> [INPUT MATERIAL]
===============
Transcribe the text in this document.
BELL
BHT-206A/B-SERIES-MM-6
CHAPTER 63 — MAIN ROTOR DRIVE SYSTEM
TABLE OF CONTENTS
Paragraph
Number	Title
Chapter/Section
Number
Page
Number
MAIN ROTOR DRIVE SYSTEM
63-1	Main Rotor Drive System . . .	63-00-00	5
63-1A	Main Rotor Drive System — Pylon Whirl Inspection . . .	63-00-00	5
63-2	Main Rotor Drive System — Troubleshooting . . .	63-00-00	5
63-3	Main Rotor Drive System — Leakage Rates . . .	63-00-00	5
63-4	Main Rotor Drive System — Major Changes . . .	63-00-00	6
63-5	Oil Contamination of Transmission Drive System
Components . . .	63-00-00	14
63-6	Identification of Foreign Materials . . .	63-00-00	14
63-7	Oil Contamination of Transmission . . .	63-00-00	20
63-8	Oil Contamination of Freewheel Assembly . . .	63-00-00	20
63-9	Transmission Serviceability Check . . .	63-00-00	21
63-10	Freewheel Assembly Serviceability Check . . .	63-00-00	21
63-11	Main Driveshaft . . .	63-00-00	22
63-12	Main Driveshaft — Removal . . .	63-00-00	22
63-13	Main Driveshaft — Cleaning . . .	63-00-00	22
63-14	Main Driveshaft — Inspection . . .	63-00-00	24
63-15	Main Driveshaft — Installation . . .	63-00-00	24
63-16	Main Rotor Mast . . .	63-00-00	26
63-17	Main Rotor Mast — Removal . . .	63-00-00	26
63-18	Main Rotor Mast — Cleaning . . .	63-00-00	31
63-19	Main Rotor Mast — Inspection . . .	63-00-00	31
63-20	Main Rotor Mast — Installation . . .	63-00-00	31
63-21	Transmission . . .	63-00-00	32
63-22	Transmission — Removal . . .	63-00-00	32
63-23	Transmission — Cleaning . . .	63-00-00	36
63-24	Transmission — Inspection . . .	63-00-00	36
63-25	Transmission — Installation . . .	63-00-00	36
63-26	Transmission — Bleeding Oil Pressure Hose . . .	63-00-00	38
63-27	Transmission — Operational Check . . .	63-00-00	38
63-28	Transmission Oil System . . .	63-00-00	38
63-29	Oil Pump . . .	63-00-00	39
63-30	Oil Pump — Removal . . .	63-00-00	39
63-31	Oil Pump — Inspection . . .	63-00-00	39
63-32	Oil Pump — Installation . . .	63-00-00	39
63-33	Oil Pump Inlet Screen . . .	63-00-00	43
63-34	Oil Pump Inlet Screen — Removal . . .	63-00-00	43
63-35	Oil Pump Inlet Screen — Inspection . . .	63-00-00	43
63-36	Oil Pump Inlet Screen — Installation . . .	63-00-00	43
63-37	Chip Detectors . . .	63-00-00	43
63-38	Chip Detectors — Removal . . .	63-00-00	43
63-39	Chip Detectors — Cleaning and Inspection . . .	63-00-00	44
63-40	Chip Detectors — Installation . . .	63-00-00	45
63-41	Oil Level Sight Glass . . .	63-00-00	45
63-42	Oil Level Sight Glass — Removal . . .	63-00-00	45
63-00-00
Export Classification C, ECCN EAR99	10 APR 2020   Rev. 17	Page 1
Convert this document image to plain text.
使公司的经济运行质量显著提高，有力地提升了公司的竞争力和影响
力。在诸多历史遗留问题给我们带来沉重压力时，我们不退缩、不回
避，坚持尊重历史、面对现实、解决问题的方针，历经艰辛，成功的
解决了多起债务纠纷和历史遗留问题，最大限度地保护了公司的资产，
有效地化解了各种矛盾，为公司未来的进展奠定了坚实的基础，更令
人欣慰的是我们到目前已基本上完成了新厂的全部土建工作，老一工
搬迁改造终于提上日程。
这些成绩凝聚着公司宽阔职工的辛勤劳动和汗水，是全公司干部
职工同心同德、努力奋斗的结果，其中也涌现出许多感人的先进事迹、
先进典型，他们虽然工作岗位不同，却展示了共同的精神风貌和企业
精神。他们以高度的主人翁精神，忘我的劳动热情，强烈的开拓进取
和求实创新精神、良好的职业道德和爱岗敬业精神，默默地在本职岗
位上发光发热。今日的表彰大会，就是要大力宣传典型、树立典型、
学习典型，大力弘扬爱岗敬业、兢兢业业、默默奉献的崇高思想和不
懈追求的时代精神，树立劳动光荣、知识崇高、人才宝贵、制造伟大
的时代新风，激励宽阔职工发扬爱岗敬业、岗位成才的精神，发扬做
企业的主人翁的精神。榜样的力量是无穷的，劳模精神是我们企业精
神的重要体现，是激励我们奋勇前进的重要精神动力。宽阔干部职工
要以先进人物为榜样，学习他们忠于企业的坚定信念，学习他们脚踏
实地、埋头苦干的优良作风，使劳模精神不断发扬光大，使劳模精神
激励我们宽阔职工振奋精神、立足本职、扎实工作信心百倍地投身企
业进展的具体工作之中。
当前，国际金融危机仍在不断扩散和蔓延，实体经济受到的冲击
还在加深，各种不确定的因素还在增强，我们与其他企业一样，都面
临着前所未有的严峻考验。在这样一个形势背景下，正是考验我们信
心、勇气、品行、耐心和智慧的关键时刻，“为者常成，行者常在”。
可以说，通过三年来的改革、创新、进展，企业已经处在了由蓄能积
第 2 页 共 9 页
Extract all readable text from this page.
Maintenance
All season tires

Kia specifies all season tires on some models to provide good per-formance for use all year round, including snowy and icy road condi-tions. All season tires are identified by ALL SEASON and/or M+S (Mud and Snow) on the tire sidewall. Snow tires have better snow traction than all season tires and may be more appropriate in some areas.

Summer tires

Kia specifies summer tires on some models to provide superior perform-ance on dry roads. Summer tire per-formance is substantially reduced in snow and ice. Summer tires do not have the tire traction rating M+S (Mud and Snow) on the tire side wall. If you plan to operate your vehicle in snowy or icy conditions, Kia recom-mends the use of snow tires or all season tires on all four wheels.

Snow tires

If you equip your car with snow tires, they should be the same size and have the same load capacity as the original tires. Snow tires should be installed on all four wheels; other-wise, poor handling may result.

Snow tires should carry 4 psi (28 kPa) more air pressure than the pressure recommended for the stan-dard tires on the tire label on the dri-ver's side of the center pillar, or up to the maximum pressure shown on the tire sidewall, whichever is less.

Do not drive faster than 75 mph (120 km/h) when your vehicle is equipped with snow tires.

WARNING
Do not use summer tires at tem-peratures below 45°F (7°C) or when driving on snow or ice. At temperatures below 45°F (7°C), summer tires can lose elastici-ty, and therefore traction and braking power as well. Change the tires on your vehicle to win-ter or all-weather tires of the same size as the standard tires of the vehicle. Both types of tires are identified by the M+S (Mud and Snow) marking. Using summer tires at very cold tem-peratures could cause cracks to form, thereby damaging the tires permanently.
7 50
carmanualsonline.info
===============
> [YOUR GOAL]
Reproduce the full listing exactly.

> [REPLY TO THE EXERCISE]
Transcribe the text in this document.
BELL
BHT-206A/B-SERIES-MM-6
CHAPTER 63 — MAIN ROTOR DRIVE SYSTEM
TABLE OF CONTENTS
Paragraph
Number	Title
Chapter/Section
Number
Page
Number
MAIN ROTOR DRIVE SYSTEM
63-1	Main Rotor Drive System . . .	63-00-00	5
63-1A	Main Rotor Drive System — Pylon Whirl Inspection . . .	63-00-00	5
63-2	Main Rotor Drive System — Troubleshooting . . .	63-00-00	5
63-3	Main Rotor Drive System — Leakage Rates . . .	63-00-00	5
63-4	Main Rotor Drive System — Major Changes . . .	63-00-00	6
63-5	Oil Contamination of Transmission Drive System
Components . . .	63-00-00	14
63-6	Identification of Foreign Materials . . .	63-00-00	14
63-7	Oil Contamination of Transmission . . .	63-00-00	20
63-8	Oil Contamination of Freewheel Assembly . . .	63-00-00	20
63-9	Transmission Serviceability Check . . .	63-00-00	21
63-10	Freewheel Assembly Serviceability Check . . .	63-00-00	21
63-11	Main Driveshaft . . .	63-00-00	22
63-12	Main Driveshaft — Removal . . .	63-00-00	22
63-13	Main Driveshaft — Cleaning . . .	63-00-00	22
63-14	Main Driveshaft — Inspection . . .	63-00-00	24
63-15	Main Driveshaft — Installation . . .	63-00-00	24
63-16	Main Rotor Mast . . .	63-00-00	26
63-17	Main Rotor Mast — Removal . . .	63-00-00	26
63-18	Main Rotor Mast — Cleaning . . .	63-00-00	31
63-19	Main Rotor Mast — Inspection . . .	63-00-00	31
63-20	Main Rotor Mast — Installation . . .	63-00-00	31
63-21	Transmission . . .	63-00-00	32
63-22	Transmission — Removal . . .	63-00-00	32
63-23	Transmission — Cleaning . . .	63-00-00	36
63-24	Transmission — Inspection . . .	63-00-00	36
63-25	Transmission — Installation . . .	63-00-00	36
63-26	Transmission — Bleeding Oil Pressure Hose . . .	63-00-00	38
63-27	Transmission — Operational Check . . .	63-00-00	38
63-28	Transmission Oil System . . .	63-00-00	38
63-29	Oil Pump . . .	63-00-00	39
63-30	Oil Pump — Removal . . .	63-00-00	39
63-31	Oil Pump — Inspection . . .	63-00-00	39
63-32	Oil Pump — Installation . . .	63-00-00	39
63-33	Oil Pump Inlet Screen . . .	63-00-00	43
63-34	Oil Pump Inlet Screen — Removal . . .	63-00-00	43
63-35	Oil Pump Inlet Screen — Inspection . . .	63-00-00	43
63-36	Oil Pump Inlet Screen — Installation . . .	63-00-00	43
63-37	Chip Detectors . . .	63-00-00	43
63-38	Chip Detectors — Removal . . .	63-00-00	43
63-39	Chip Detectors — Cleaning and Inspection . . .	63-00-00	44
63-40	Chip Detectors — Installation . . .	63-00-00	45
63-41	Oil Level Sight Glass . . .	63-00-00	45
63-42	Oil Level Sight Glass — Removal . . .	63-00-00	45
63-00-00
Export Classification C, ECCN EAR99	10 APR 2020   Rev. 17	Page 1
Convert this document image to plain text.
使公司的经济运行质量显著提高，有力地提升了公司的竞争力和影响
力。在诸多历史遗留问题给我们带来沉重压力时，我们不退缩、不回
避，坚持尊重历史、面对现实、解决问题的方针，历经艰辛，成功的
解决了多起债务纠纷和历史遗留问题，最大限度地保护了公司的资产，
有效地化解了各种矛盾，为公司未来的进展奠定了坚实的基础，更令
人欣慰的是我们到目前已基本上完成了新厂的全部土建工作，老一工
搬迁改造终于提上日程。
这些成绩凝聚着公司宽阔职工的辛勤劳动和汗水，是全公司干部
职工同心同德、努力奋斗的结果，其中也涌现出许多感人的先进事迹、
先进典型，他们虽然工作岗位不同，却展示了共同的精神风貌和企业
精神。他们以高度的主人翁精神，忘我的劳动热情，强烈的开拓进取
和求实创新精神、良好的职业道德和爱岗敬业精神，默默地在本职岗
位上发光发热。今日的表彰大会，就是要大力宣传典型、树立典型、
学习典型，大力弘扬爱岗敬业、兢兢业业、默默奉献的崇高思想和不
懈追求的时代精神，树立劳动光荣、知识崇高、人才宝贵、制造伟大
的时代新风，激励宽阔职工发扬爱岗敬业、岗位成才的精神，发扬做
企业的主人翁的精神。榜样的力量是无穷的，劳模精神是我们企业精
神的重要体现，是激励我们奋勇前进的重要精神动力。宽阔干部职工
要以先进人物为榜样，学习他们忠于企业的坚定信念，学习他们脚踏
实地、埋头苦干的优良作风，使劳模精神不断发扬光大，使劳模精神
激励我们宽阔职工振奋精神、立足本职、扎实工作信心百倍地投身企
业进展的具体工作之中。
当前，国际金融危机仍在不断扩散和蔓延，实体经济受到的冲击
还在加深，各种不确定的因素还在增强，我们与其他企业一样，都面
临着前所未有的严峻考验。在这样一个形势背景下，正是考验我们信
心、勇气、品行、耐心和智慧的关键时刻，“为者常成，行者常在”。
可以说，通过三年来的改革、创新、进展，企业已经处在了由蓄能积
第 2 页 共 9 页
Extract all readable text from this page.
Maintenance
All season tires

Kia specifies all season tires on some models to provide good per-formance for use all year round, including snowy and icy road condi-tions. All season tires are identified by ALL SEASON and/or M+S (Mud and Snow) on the tire sidewall. Snow tires have better snow traction than all season tires and may be more appropriate in some areas.

Summer tires

Kia specifies summer tires on some models to provide superior perform-ance on dry roads. Summer tire per-formance is substantially reduced in snow and ice. Summer tires do not have the tire traction rating M+S (Mud and Snow) on the tire side wall. If you plan to operate your vehicle in snowy or icy conditions, Kia recom-mends the use of snow tires or all season tires on all four wheels.

Snow tires

If you equip your car with snow tires, they should be the same size and have the same load capacity as the original tires. Snow tires should be installed on all four wheels; other-wise, poor handling may result.

Snow tires should carry 4 psi (28 kPa) more air pressure than the pressure recommended for the stan-dard tires on the tire label on the dri-ver's side of the center pillar, or up to the maximum pressure shown on the tire sidewall, whichever is less.

Do not drive faster than 75 mph (120 km/h) when your vehicle is equipped with snow tires.

WARNING
Do not use summer tires at tem-peratures below 45°F (7°C) or when driving on snow or ice. At temperatures below 45°F (7°C), summer tires can lose elastici-ty, and therefore traction and braking power as well. Change the tires on your vehicle to win-ter or all-weather tires of the same size as the standard tires of the vehicle. Both types of tires are identified by the M+S (Mud and Snow) marking. Using summer tires at very cold tem-peratures could cause cracks to form, thereby damaging the tires permanently.
7 50
carmanualsonline.info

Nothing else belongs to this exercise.